What the task asks |
Can you transcribe the data exactly? Leave the pictures out.

Data shown |
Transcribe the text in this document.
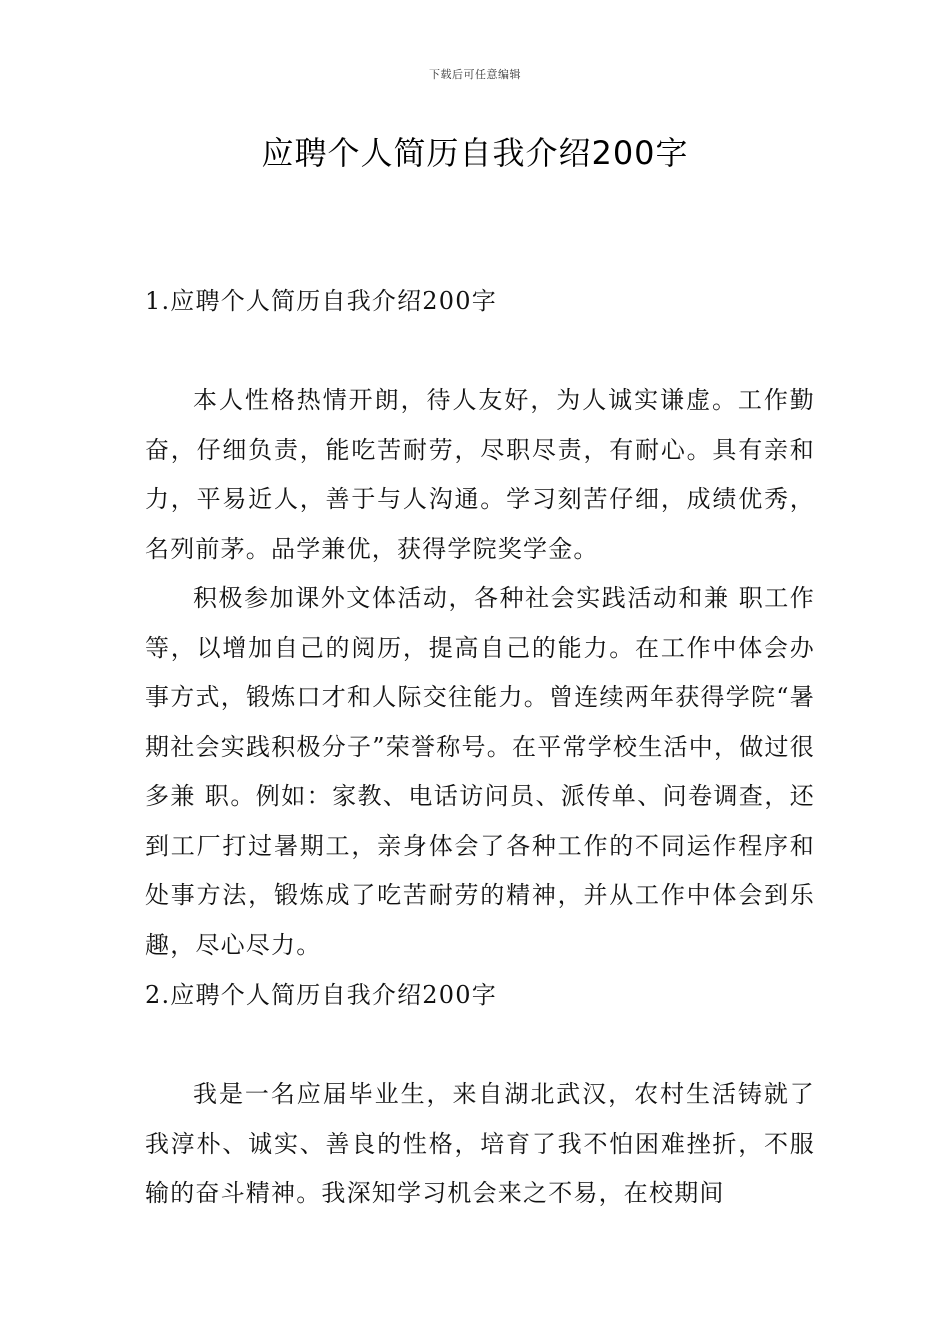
下载后可任意编辑
应聘个人简历自我介绍200字

1.应聘个人简历自我介绍200字

本人性格热情开朗，待人友好，为人诚实谦虚。工作勤奋，仔细负责，能吃苦耐劳，尽职尽责，有耐心。具有亲和力，平易近人，善于与人沟通。学习刻苦仔细，成绩优秀，名列前茅。品学兼优，获得学院奖学金。

积极参加课外文体活动，各种社会实践活动和兼 职工作等，以增加自己的阅历，提高自己的能力。在工作中体会办事方式，锻炼口才和人际交往能力。曾连续两年获得学院“暑期社会实践积极分子”荣誉称号。在平常学校生活中，做过很多兼 职。例如：家教、电话访问员、派传单、问卷调查，还到工厂打过暑期工，亲身体会了各种工作的不同运作程序和处事方法，锻炼成了吃苦耐劳的精神，并从工作中体会到乐趣，尽心尽力。

2.应聘个人简历自我介绍200字

我是一名应届毕业生，来自湖北武汉，农村生活铸就了我淳朴、诚实、善良的性格，培育了我不怕困难挫折，不服输的奋斗精神。我深知学习机会来之不易，在校期间
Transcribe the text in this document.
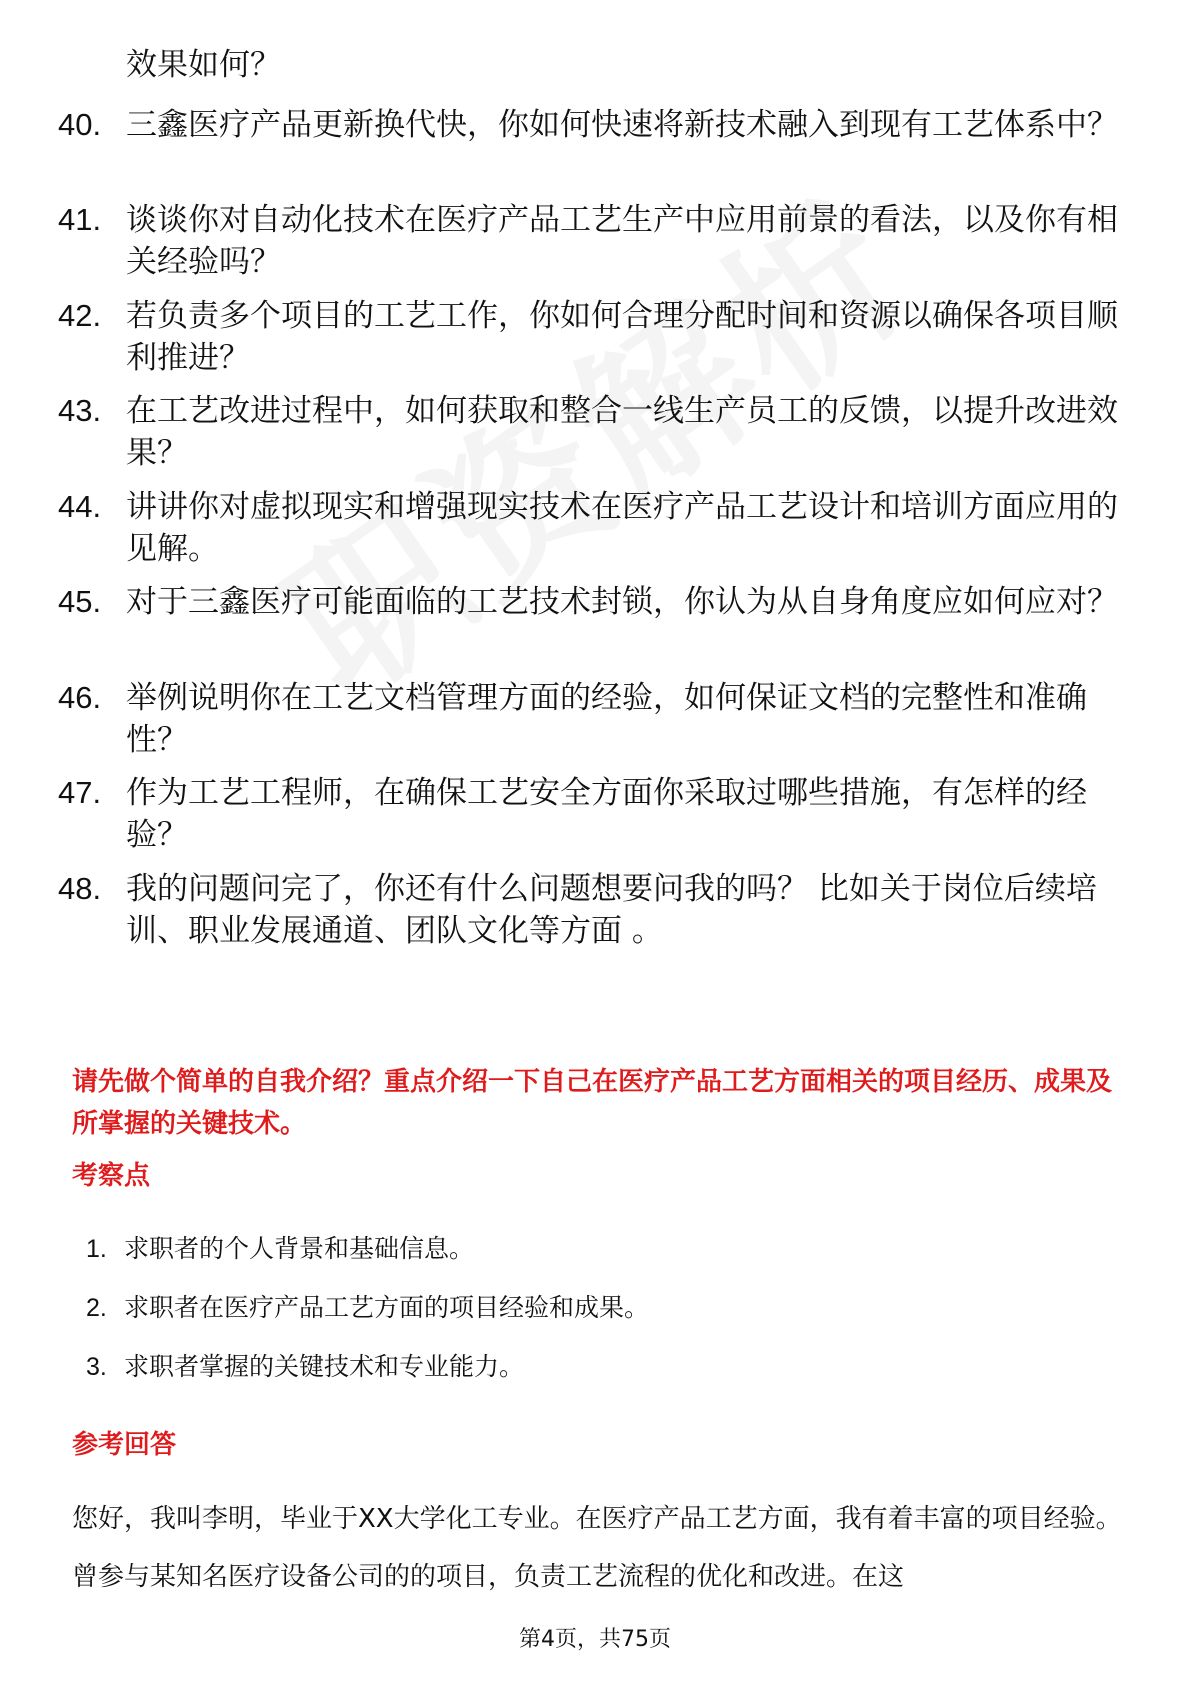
效果如何？
40. 三鑫医疗产品更新换代快，你如何快速将新技术融入到现有工艺体系中？
41. 谈谈你对自动化技术在医疗产品工艺生产中应用前景的看法，以及你有相关经验吗？
42. 若负责多个项目的工艺工作，你如何合理分配时间和资源以确保各项目顺利推进？
43. 在工艺改进过程中，如何获取和整合一线生产员工的反馈，以提升改进效果？
44. 讲讲你对虚拟现实和增强现实技术在医疗产品工艺设计和培训方面应用的见解。
45. 对于三鑫医疗可能面临的工艺技术封锁，你认为从自身角度应如何应对？
46. 举例说明你在工艺文档管理方面的经验，如何保证文档的完整性和准确性？
47. 作为工艺工程师，在确保工艺安全方面你采取过哪些措施，有怎样的经验？
48. 我的问题问完了，你还有什么问题想要问我的吗？ 比如关于岗位后续培训、职业发展通道、团队文化等方面 。
请先做个简单的自我介绍？重点介绍一下自己在医疗产品工艺方面相关的项目经历、成果及所掌握的关键技术。
考察点
1. 求职者的个人背景和基础信息。
2. 求职者在医疗产品工艺方面的项目经验和成果。
3. 求职者掌握的关键技术和专业能力。
参考回答
您好，我叫李明，毕业于XX大学化工专业。在医疗产品工艺方面，我有着丰富的项目经验。曾参与某知名医疗设备公司的的项目，负责工艺流程的优化和改进。在这
第4页，共75页
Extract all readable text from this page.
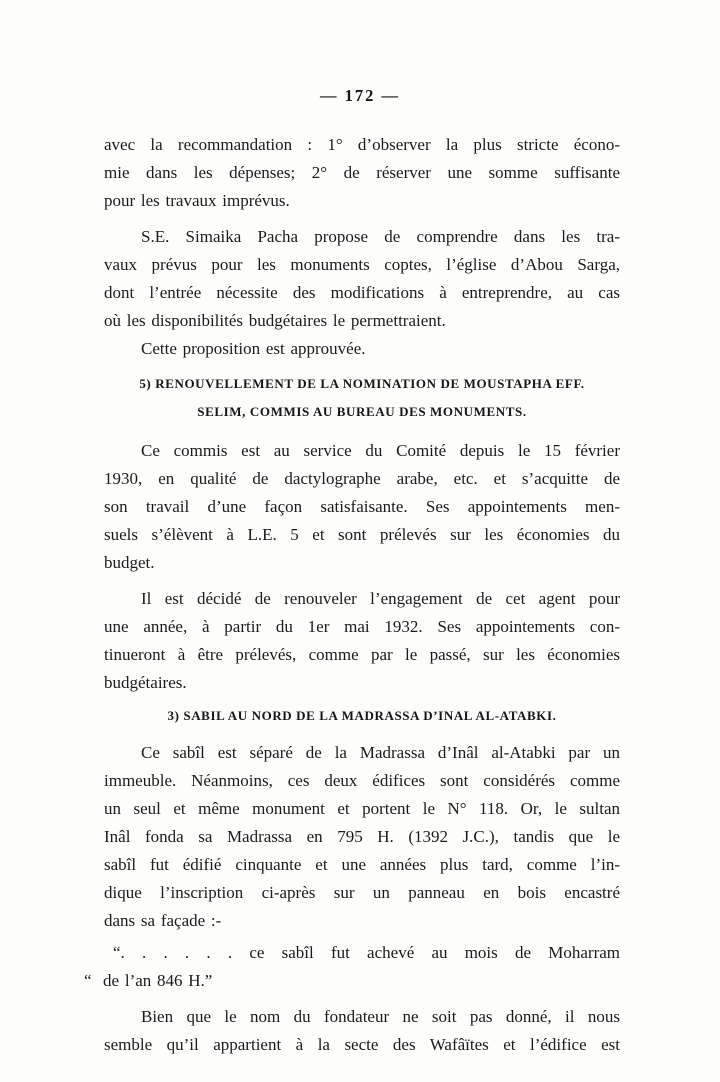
— 172 —
avec la recommandation : 1° d’observer la plus stricte écono-
mie dans les dépenses; 2° de réserver une somme suffisante
pour les travaux imprévus.
S.E. Simaika Pacha propose de comprendre dans les tra-
vaux prévus pour les monuments coptes, l’église d’Abou Sarga,
dont l’entrée nécessite des modifications à entreprendre, au cas
où les disponibilités budgétaires le permettraient.
Cette proposition est approuvée.
5) RENOUVELLEMENT DE LA NOMINATION DE MOUSTAPHA EFF.
SELIM, COMMIS AU BUREAU DES MONUMENTS.
Ce commis est au service du Comité depuis le 15 février
1930, en qualité de dactylographe arabe, etc. et s’acquitte de
son travail d’une façon satisfaisante. Ses appointements men-
suels s’élèvent à L.E. 5 et sont prélevés sur les économies du
budget.
Il est décidé de renouveler l’engagement de cet agent pour
une année, à partir du 1er mai 1932. Ses appointements con-
tinueront à être prélevés, comme par le passé, sur les économies
budgétaires.
3) SABIL AU NORD DE LA MADRASSA D’INAL AL-ATABKI.
Ce sabîl est séparé de la Madrassa d’Inâl al-Atabki par un
immeuble. Néanmoins, ces deux édifices sont considérés comme
un seul et même monument et portent le N° 118. Or, le sultan
Inâl fonda sa Madrassa en 795 H. (1392 J.C.), tandis que le
sabîl fut édifié cinquante et une années plus tard, comme l’in-
dique l’inscription ci-après sur un panneau en bois encastré
dans sa façade :-
“. . . . . . ce sabîl fut achevé au mois de Moharram
“  de l’an 846 H.”
Bien que le nom du fondateur ne soit pas donné, il nous
semble qu’il appartient à la secte des Wafâïtes et l’édifice est
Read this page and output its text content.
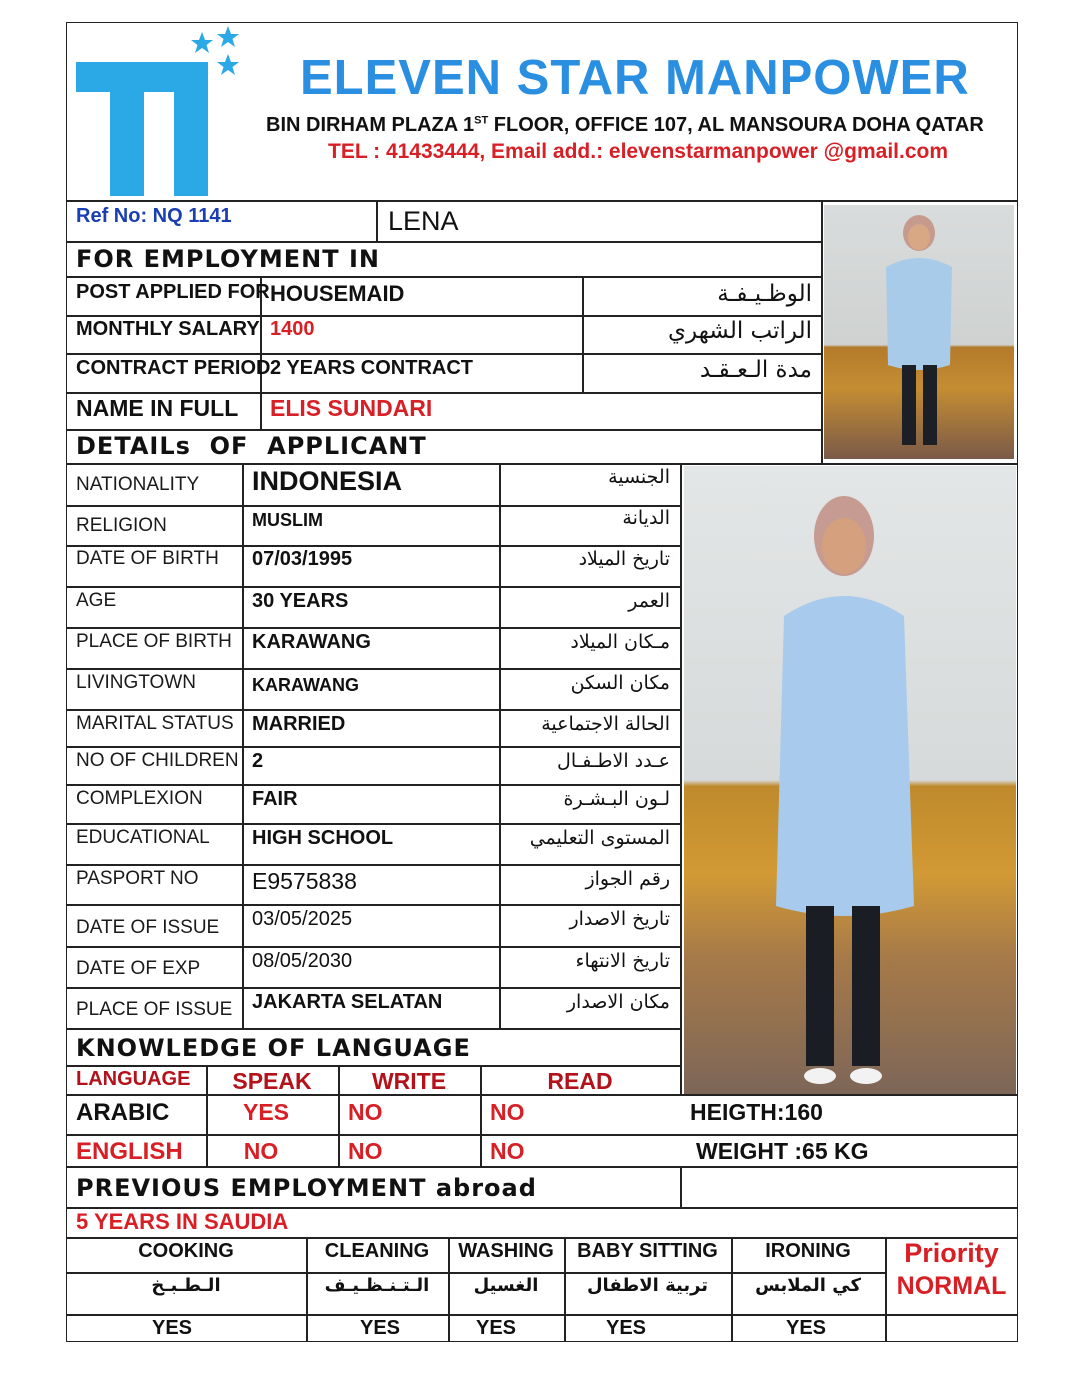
ELEVEN STAR MANPOWER
BIN DIRHAM PLAZA 1ST FLOOR, OFFICE 107, AL MANSOURA DOHA QATAR
TEL : 41433444, Email add.: elevenstarmanpower @gmail.com
Ref No: NQ 1141	LENA
FOR EMPLOYMENT IN
POST APPLIED FOR HOUSEMAID	الوظـيـفـة
MONTHLY SALARY 1400	الراتب الشهري
CONTRACT PERIOD 2 YEARS CONTRACT	مدة الـعـقـد
NAME IN FULL ELIS SUNDARI
DETAILs  OF  APPLICANT
NATIONALITY INDONESIA	الجنسية
RELIGION	MUSLIM	الديانة
DATE OF BIRTH 07/03/1995	تاريخ الميلاد
AGE	30 YEARS	العمر
PLACE OF BIRTH KARAWANG	مـكان الميلاد
LIVINGTOWN	KARAWANG	مكان السكن
MARITAL STATUS MARRIED	الحالة الاجتماعية
NO OF CHILDREN 2	عـدد الاطـفـال
COMPLEXION FAIR	لـون البـشـرة
EDUCATIONAL HIGH SCHOOL	المستوى التعليمي
PASPORT NO E9575838	رقم الجواز
DATE OF ISSUE 03/05/2025	تاريخ الاصدار
DATE OF EXP	08/05/2030	تاريخ الانتهاء
PLACE OF ISSUE JAKARTA SELATAN	مكان الاصدار
KNOWLEDGE OF LANGUAGE
LANGUAGE	SPEAK	WRITE	READ
ARABIC	YES	NO	NO
ENGLISH	NO	NO	NO
HEIGTH:160
WEIGHT :65 KG
PREVIOUS EMPLOYMENT abroad
5 YEARS IN SAUDIA
COOKING	CLEANING	WASHING	BABY SITTING	IRONING
الـطـبـخ	الـتـنـظـيـف	الغسيل	تربية الاطفال	كي الملابس
YES	YES	YES	YES	YES
Priority
NORMAL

Reply |
Transcribe the text in this document.
下载后可任意编辑
应聘个人简历自我介绍200字

1.应聘个人简历自我介绍200字

本人性格热情开朗，待人友好，为人诚实谦虚。工作勤奋，仔细负责，能吃苦耐劳，尽职尽责，有耐心。具有亲和力，平易近人，善于与人沟通。学习刻苦仔细，成绩优秀，名列前茅。品学兼优，获得学院奖学金。

积极参加课外文体活动，各种社会实践活动和兼 职工作等，以增加自己的阅历，提高自己的能力。在工作中体会办事方式，锻炼口才和人际交往能力。曾连续两年获得学院“暑期社会实践积极分子”荣誉称号。在平常学校生活中，做过很多兼 职。例如：家教、电话访问员、派传单、问卷调查，还到工厂打过暑期工，亲身体会了各种工作的不同运作程序和处事方法，锻炼成了吃苦耐劳的精神，并从工作中体会到乐趣，尽心尽力。

2.应聘个人简历自我介绍200字

我是一名应届毕业生，来自湖北武汉，农村生活铸就了我淳朴、诚实、善良的性格，培育了我不怕困难挫折，不服输的奋斗精神。我深知学习机会来之不易，在校期间
Transcribe the text in this document.
效果如何？
40. 三鑫医疗产品更新换代快，你如何快速将新技术融入到现有工艺体系中？
41. 谈谈你对自动化技术在医疗产品工艺生产中应用前景的看法，以及你有相关经验吗？
42. 若负责多个项目的工艺工作，你如何合理分配时间和资源以确保各项目顺利推进？
43. 在工艺改进过程中，如何获取和整合一线生产员工的反馈，以提升改进效果？
44. 讲讲你对虚拟现实和增强现实技术在医疗产品工艺设计和培训方面应用的见解。
45. 对于三鑫医疗可能面临的工艺技术封锁，你认为从自身角度应如何应对？
46. 举例说明你在工艺文档管理方面的经验，如何保证文档的完整性和准确性？
47. 作为工艺工程师，在确保工艺安全方面你采取过哪些措施，有怎样的经验？
48. 我的问题问完了，你还有什么问题想要问我的吗？ 比如关于岗位后续培训、职业发展通道、团队文化等方面 。
请先做个简单的自我介绍？重点介绍一下自己在医疗产品工艺方面相关的项目经历、成果及所掌握的关键技术。
考察点
1. 求职者的个人背景和基础信息。
2. 求职者在医疗产品工艺方面的项目经验和成果。
3. 求职者掌握的关键技术和专业能力。
参考回答
您好，我叫李明，毕业于XX大学化工专业。在医疗产品工艺方面，我有着丰富的项目经验。曾参与某知名医疗设备公司的的项目，负责工艺流程的优化和改进。在这
第4页，共75页
Extract all readable text from this page.
— 172 —
avec la recommandation : 1° d’observer la plus stricte écono-
mie dans les dépenses; 2° de réserver une somme suffisante
pour les travaux imprévus.
S.E. Simaika Pacha propose de comprendre dans les tra-
vaux prévus pour les monuments coptes, l’église d’Abou Sarga,
dont l’entrée nécessite des modifications à entreprendre, au cas
où les disponibilités budgétaires le permettraient.
Cette proposition est approuvée.
5) RENOUVELLEMENT DE LA NOMINATION DE MOUSTAPHA EFF.
SELIM, COMMIS AU BUREAU DES MONUMENTS.
Ce commis est au service du Comité depuis le 15 février
1930, en qualité de dactylographe arabe, etc. et s’acquitte de
son travail d’une façon satisfaisante. Ses appointements men-
suels s’élèvent à L.E. 5 et sont prélevés sur les économies du
budget.
Il est décidé de renouveler l’engagement de cet agent pour
une année, à partir du 1er mai 1932. Ses appointements con-
tinueront à être prélevés, comme par le passé, sur les économies
budgétaires.
3) SABIL AU NORD DE LA MADRASSA D’INAL AL-ATABKI.
Ce sabîl est séparé de la Madrassa d’Inâl al-Atabki par un
immeuble. Néanmoins, ces deux édifices sont considérés comme
un seul et même monument et portent le N° 118. Or, le sultan
Inâl fonda sa Madrassa en 795 H. (1392 J.C.), tandis que le
sabîl fut édifié cinquante et une années plus tard, comme l’in-
dique l’inscription ci-après sur un panneau en bois encastré
dans sa façade :-
“. . . . . . ce sabîl fut achevé au mois de Moharram
“  de l’an 846 H.”
Bien que le nom du fondateur ne soit pas donné, il nous
semble qu’il appartient à la secte des Wafâïtes et l’édifice est
Read this page and output its text content.
ELEVEN STAR MANPOWER
BIN DIRHAM PLAZA 1ST FLOOR, OFFICE 107, AL MANSOURA DOHA QATAR
TEL : 41433444, Email add.: elevenstarmanpower @gmail.com
Ref No: NQ 1141	LENA
FOR EMPLOYMENT IN
POST APPLIED FOR HOUSEMAID	الوظـيـفـة
MONTHLY SALARY 1400	الراتب الشهري
CONTRACT PERIOD 2 YEARS CONTRACT	مدة الـعـقـد
NAME IN FULL ELIS SUNDARI
DETAILs  OF  APPLICANT
NATIONALITY INDONESIA	الجنسية
RELIGION	MUSLIM	الديانة
DATE OF BIRTH 07/03/1995	تاريخ الميلاد
AGE	30 YEARS	العمر
PLACE OF BIRTH KARAWANG	مـكان الميلاد
LIVINGTOWN	KARAWANG	مكان السكن
MARITAL STATUS MARRIED	الحالة الاجتماعية
NO OF CHILDREN 2	عـدد الاطـفـال
COMPLEXION FAIR	لـون البـشـرة
EDUCATIONAL HIGH SCHOOL	المستوى التعليمي
PASPORT NO E9575838	رقم الجواز
DATE OF ISSUE 03/05/2025	تاريخ الاصدار
DATE OF EXP	08/05/2030	تاريخ الانتهاء
PLACE OF ISSUE JAKARTA SELATAN	مكان الاصدار
KNOWLEDGE OF LANGUAGE
LANGUAGE	SPEAK	WRITE	READ
ARABIC	YES	NO	NO
ENGLISH	NO	NO	NO
HEIGTH:160
WEIGHT :65 KG
PREVIOUS EMPLOYMENT abroad
5 YEARS IN SAUDIA
COOKING	CLEANING	WASHING	BABY SITTING	IRONING
الـطـبـخ	الـتـنـظـيـف	الغسيل	تربية الاطفال	كي الملابس
YES	YES	YES	YES	YES
Priority
NORMAL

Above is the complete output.